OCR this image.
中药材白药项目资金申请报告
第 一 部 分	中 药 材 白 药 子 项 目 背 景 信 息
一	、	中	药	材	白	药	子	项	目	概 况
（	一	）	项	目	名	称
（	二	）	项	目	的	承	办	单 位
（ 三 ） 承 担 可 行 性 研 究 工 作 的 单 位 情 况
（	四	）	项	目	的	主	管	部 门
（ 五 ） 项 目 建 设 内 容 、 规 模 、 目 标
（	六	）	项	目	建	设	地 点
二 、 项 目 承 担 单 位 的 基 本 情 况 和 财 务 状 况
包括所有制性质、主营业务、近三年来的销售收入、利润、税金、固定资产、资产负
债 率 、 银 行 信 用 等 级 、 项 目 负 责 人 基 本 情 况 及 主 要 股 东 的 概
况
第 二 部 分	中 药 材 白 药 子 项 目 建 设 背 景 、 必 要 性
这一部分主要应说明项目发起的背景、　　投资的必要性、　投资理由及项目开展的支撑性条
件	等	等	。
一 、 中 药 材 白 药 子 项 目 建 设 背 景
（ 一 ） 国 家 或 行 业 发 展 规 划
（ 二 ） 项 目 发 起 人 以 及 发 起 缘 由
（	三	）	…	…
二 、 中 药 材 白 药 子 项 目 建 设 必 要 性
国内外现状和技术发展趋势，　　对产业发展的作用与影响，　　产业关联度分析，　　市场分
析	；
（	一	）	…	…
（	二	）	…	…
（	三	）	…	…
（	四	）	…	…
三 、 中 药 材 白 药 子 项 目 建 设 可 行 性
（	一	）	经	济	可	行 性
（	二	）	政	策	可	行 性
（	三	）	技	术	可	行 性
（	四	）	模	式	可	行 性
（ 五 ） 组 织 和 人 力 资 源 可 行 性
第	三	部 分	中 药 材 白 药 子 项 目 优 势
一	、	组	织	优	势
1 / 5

**JOB**
Every line of the data above should be copied exactly.

**EXERCISE OUTPUT**
OCR this image.
中药材白药项目资金申请报告
第 一 部 分	中 药 材 白 药 子 项 目 背 景 信 息
一	、	中	药	材	白	药	子	项	目	概 况
（	一	）	项	目	名	称
（	二	）	项	目	的	承	办	单 位
（ 三 ） 承 担 可 行 性 研 究 工 作 的 单 位 情 况
（	四	）	项	目	的	主	管	部 门
（ 五 ） 项 目 建 设 内 容 、 规 模 、 目 标
（	六	）	项	目	建	设	地 点
二 、 项 目 承 担 单 位 的 基 本 情 况 和 财 务 状 况
包括所有制性质、主营业务、近三年来的销售收入、利润、税金、固定资产、资产负
债 率 、 银 行 信 用 等 级 、 项 目 负 责 人 基 本 情 况 及 主 要 股 东 的 概
况
第 二 部 分	中 药 材 白 药 子 项 目 建 设 背 景 、 必 要 性
这一部分主要应说明项目发起的背景、　　投资的必要性、　投资理由及项目开展的支撑性条
件	等	等	。
一 、 中 药 材 白 药 子 项 目 建 设 背 景
（ 一 ） 国 家 或 行 业 发 展 规 划
（ 二 ） 项 目 发 起 人 以 及 发 起 缘 由
（	三	）	…	…
二 、 中 药 材 白 药 子 项 目 建 设 必 要 性
国内外现状和技术发展趋势，　　对产业发展的作用与影响，　　产业关联度分析，　　市场分
析	；
（	一	）	…	…
（	二	）	…	…
（	三	）	…	…
（	四	）	…	…
三 、 中 药 材 白 药 子 项 目 建 设 可 行 性
（	一	）	经	济	可	行 性
（	二	）	政	策	可	行 性
（	三	）	技	术	可	行 性
（	四	）	模	式	可	行 性
（ 五 ） 组 织 和 人 力 资 源 可 行 性
第	三	部 分	中 药 材 白 药 子 项 目 优 势
一	、	组	织	优	势
1 / 5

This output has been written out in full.